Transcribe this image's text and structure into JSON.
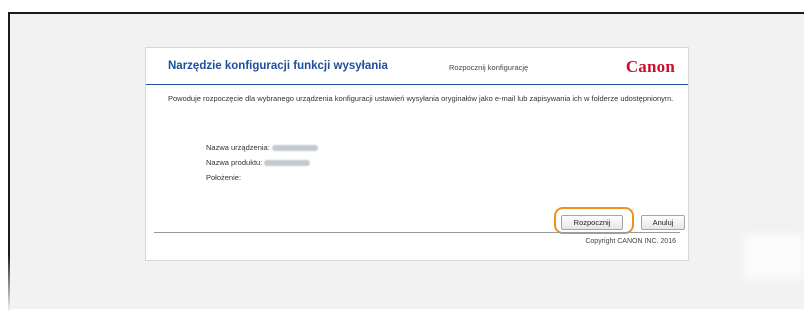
{
  "dialog": {
    "title": "Narzędzie konfiguracji funkcji wysyłania",
    "subtitle": "Rozpocznij konfigurację",
    "logo": "Canon",
    "description": "Powoduje rozpoczęcie dla wybranego urządzenia konfiguracji ustawień wysyłania oryginałów jako e-mail lub zapisywania ich w folderze udostępnionym.",
    "info": {
      "device_name_label": "Nazwa urządzenia:",
      "product_name_label": "Nazwa produktu:",
      "location_label": "Położenie:"
    },
    "buttons": {
      "start_label": "Rozpocznij",
      "cancel_label": "Anuluj"
    },
    "copyright": "Copyright CANON INC. 2016"
  },
  "colors": {
    "title": "#1f4e9a",
    "logo": "#c8102e",
    "highlight": "#f0911c"
  }
}
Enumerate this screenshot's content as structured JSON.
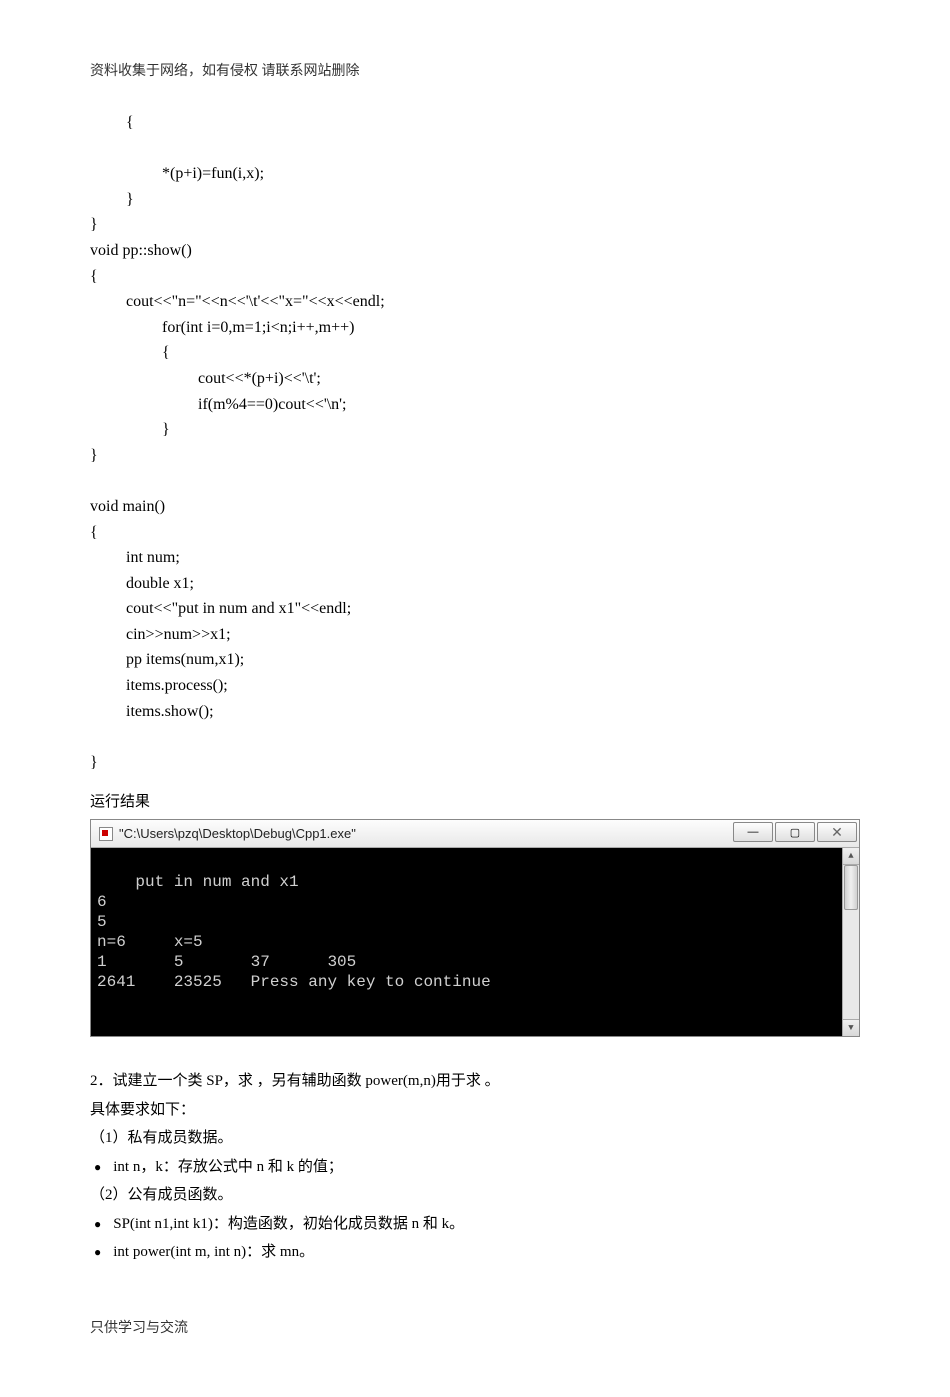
{
  "header": "资料收集于网络，如有侵权 请联系网站删除",
  "code": [
    {
      "cls": "indent1",
      "text": "{"
    },
    {
      "cls": "",
      "text": ""
    },
    {
      "cls": "indent2",
      "text": "*(p+i)=fun(i,x);"
    },
    {
      "cls": "indent1",
      "text": "}"
    },
    {
      "cls": "",
      "text": "}"
    },
    {
      "cls": "",
      "text": "void pp::show()"
    },
    {
      "cls": "",
      "text": "{"
    },
    {
      "cls": "indent1",
      "text": "cout<<\"n=\"<<n<<'\\t'<<\"x=\"<<x<<endl;"
    },
    {
      "cls": "indent2",
      "text": "for(int i=0,m=1;i<n;i++,m++)"
    },
    {
      "cls": "indent2",
      "text": "{"
    },
    {
      "cls": "indent3",
      "text": "cout<<*(p+i)<<'\\t';"
    },
    {
      "cls": "indent3",
      "text": "if(m%4==0)cout<<'\\n';"
    },
    {
      "cls": "indent2",
      "text": "}"
    },
    {
      "cls": "",
      "text": "}"
    },
    {
      "cls": "",
      "text": ""
    },
    {
      "cls": "",
      "text": "void main()"
    },
    {
      "cls": "",
      "text": "{"
    },
    {
      "cls": "indent1",
      "text": "int num;"
    },
    {
      "cls": "indent1",
      "text": "double x1;"
    },
    {
      "cls": "indent1",
      "text": "cout<<\"put in num and x1\"<<endl;"
    },
    {
      "cls": "indent1",
      "text": "cin>>num>>x1;"
    },
    {
      "cls": "indent1",
      "text": "pp items(num,x1);"
    },
    {
      "cls": "indent1",
      "text": "items.process();"
    },
    {
      "cls": "indent1",
      "text": "items.show();"
    },
    {
      "cls": "",
      "text": ""
    },
    {
      "cls": "",
      "text": "}"
    }
  ],
  "run_label": "运行结果",
  "console": {
    "title": "\"C:\\Users\\pzq\\Desktop\\Debug\\Cpp1.exe\"",
    "output": "put in num and x1\n6\n5\nn=6     x=5\n1       5       37      305\n2641    23525   Press any key to continue"
  },
  "question": {
    "q_line": "2．试建立一个类 SP，求  ，另有辅助函数 power(m,n)用于求  。",
    "req_label": "具体要求如下：",
    "sec1": "（1）私有成员数据。",
    "b1": "int n，k：存放公式中 n 和 k 的值；",
    "sec2": "（2）公有成员函数。",
    "b2": "SP(int n1,int k1)：构造函数，初始化成员数据 n 和 k。",
    "b3": "int power(int m, int n)：求 mn。"
  },
  "footer": "只供学习与交流",
  "buttons": {
    "min": "—",
    "max": "▢",
    "close": "✕"
  }
}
▬▬▬▬▬▬▬▬▬▬
EXERCISE REQUIREMENTS: Only lines holding the string "endl" are wanted; gather each one from the entries above.

TASK ANSWER:
      "text": "cout<<\"n=\"<<n<<'\\t'<<\"x=\"<<x<<endl;"
      "text": "cout<<\"put in num and x1\"<<endl;"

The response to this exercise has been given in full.